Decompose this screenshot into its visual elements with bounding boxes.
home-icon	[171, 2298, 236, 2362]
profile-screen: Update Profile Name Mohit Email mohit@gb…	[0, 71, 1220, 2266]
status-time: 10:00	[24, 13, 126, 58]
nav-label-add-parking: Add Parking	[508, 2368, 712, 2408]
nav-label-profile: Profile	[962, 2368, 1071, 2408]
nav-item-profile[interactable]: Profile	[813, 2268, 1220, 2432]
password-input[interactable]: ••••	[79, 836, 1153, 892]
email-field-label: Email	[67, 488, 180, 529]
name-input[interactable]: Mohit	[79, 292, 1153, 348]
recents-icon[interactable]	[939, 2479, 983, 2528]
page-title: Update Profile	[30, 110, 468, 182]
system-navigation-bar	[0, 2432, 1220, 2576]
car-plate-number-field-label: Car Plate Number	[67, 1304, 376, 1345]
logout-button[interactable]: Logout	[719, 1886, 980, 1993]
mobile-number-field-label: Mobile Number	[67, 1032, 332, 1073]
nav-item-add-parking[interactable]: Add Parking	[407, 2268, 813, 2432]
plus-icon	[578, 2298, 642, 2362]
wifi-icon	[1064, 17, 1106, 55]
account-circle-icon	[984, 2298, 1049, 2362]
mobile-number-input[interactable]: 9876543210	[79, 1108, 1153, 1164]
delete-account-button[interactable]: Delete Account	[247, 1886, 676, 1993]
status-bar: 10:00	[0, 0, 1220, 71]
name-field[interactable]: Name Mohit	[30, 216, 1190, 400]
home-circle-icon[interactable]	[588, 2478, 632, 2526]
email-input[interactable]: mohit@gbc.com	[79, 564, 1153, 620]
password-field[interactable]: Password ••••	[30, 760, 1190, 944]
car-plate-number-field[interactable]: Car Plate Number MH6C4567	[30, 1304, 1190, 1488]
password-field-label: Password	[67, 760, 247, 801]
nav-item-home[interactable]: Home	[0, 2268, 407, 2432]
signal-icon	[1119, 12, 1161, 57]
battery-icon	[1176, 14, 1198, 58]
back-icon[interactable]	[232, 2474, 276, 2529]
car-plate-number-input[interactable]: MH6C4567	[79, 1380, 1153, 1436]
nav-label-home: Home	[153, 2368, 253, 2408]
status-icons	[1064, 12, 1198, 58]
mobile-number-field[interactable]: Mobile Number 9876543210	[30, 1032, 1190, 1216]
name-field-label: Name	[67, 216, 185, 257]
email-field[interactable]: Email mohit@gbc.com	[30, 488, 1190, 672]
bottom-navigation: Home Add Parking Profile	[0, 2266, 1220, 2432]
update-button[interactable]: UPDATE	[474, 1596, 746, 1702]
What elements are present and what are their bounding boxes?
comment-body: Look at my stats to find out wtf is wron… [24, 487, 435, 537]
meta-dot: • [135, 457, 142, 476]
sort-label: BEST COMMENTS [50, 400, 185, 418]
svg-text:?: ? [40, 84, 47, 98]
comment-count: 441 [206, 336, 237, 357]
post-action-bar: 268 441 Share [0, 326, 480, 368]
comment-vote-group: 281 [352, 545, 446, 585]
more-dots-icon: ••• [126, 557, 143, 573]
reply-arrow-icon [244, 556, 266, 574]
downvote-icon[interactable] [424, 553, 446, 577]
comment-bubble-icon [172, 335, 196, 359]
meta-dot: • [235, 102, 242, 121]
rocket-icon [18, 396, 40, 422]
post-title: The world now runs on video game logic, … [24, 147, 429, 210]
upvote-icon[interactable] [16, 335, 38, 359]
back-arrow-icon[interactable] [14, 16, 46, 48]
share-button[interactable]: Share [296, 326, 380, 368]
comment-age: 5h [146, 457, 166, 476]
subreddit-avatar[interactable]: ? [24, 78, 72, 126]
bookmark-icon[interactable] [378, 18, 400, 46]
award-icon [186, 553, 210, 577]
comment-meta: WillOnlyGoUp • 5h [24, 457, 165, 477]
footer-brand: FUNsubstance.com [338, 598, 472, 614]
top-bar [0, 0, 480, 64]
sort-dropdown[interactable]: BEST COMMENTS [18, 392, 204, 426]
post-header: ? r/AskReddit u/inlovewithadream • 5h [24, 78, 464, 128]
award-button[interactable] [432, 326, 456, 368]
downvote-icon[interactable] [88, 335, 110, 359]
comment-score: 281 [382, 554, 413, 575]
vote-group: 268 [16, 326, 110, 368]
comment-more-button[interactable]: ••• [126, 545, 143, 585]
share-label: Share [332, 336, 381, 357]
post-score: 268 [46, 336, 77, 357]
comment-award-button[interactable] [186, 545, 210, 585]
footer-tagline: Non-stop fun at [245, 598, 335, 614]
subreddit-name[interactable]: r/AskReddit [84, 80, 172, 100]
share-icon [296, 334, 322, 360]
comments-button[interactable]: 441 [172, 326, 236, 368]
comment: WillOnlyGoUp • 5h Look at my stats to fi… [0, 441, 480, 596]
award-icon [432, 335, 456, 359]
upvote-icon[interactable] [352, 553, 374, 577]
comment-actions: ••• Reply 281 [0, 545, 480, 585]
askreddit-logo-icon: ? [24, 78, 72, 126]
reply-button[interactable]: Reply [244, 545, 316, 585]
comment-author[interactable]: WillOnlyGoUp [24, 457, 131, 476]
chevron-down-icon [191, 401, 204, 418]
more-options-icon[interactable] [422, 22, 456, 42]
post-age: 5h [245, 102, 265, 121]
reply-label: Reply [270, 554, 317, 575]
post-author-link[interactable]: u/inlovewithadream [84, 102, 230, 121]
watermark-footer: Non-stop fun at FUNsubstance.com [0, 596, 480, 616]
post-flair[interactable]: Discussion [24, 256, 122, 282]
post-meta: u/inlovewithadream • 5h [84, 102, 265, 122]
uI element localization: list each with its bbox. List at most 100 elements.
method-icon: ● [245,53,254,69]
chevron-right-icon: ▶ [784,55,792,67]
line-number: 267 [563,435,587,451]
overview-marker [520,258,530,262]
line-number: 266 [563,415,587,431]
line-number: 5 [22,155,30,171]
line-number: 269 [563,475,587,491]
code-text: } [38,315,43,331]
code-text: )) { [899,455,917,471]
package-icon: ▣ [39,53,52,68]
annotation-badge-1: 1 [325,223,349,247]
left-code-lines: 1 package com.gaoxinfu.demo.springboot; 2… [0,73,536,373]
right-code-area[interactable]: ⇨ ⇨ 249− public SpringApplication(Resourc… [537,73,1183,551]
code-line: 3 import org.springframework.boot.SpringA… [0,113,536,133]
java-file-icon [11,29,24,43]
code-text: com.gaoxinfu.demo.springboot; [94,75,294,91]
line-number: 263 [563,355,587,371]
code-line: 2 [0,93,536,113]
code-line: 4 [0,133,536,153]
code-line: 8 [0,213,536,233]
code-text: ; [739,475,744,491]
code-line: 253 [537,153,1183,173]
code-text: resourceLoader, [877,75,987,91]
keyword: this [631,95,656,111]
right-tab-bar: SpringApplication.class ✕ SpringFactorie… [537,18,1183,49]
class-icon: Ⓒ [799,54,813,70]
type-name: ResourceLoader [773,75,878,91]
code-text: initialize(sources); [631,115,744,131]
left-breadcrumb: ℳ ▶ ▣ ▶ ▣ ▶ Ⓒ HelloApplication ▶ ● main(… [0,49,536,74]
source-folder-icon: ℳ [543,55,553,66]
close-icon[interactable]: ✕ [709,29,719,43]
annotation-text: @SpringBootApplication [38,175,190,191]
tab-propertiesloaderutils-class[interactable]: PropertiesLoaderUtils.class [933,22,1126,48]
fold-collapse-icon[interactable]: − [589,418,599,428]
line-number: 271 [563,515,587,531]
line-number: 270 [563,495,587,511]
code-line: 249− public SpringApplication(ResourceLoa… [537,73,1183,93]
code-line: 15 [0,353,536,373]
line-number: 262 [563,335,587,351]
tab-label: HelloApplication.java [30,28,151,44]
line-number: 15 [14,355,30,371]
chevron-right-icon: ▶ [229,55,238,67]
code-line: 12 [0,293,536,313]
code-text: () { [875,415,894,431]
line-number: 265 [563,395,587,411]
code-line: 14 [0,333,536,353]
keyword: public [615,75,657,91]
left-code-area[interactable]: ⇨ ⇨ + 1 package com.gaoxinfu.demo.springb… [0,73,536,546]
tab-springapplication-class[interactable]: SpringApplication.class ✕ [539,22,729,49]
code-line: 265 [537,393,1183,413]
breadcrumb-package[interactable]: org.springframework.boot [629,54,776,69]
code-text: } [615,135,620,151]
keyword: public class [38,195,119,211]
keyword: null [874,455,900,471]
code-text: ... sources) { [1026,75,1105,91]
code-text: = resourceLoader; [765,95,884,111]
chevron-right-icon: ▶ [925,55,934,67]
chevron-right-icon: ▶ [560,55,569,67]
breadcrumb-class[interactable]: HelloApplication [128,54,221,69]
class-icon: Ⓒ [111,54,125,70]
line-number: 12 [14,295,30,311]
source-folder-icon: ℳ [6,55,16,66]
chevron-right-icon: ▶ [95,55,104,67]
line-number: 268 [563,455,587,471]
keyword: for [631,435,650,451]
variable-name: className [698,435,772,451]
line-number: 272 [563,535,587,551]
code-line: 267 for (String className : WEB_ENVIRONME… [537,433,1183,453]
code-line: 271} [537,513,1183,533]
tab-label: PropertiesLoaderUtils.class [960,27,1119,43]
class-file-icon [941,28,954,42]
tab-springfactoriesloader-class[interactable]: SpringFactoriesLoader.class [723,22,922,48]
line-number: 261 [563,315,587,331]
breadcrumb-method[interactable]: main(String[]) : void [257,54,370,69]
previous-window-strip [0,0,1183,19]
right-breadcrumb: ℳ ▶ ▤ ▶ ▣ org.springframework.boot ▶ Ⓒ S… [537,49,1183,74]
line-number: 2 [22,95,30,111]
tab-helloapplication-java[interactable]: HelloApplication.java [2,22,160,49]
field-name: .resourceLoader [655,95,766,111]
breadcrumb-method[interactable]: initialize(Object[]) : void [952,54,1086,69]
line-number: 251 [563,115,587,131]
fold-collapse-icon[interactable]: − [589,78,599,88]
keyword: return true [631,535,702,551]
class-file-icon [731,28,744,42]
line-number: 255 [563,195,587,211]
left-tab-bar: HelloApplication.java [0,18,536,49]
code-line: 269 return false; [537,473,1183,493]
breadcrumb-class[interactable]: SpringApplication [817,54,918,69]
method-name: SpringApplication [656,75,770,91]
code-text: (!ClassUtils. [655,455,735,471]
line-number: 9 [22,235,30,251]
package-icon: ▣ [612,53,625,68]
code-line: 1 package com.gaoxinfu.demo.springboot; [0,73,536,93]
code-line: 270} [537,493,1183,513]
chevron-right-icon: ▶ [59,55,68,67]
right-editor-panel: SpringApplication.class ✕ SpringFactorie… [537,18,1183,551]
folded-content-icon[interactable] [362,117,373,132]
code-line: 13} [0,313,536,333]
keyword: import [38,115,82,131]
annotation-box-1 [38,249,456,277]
______________________________
Gather each line of the listing above that contains the word "return".

keyword: return true [631,535,702,551]
code-line: 269 return false; [537,473,1183,493]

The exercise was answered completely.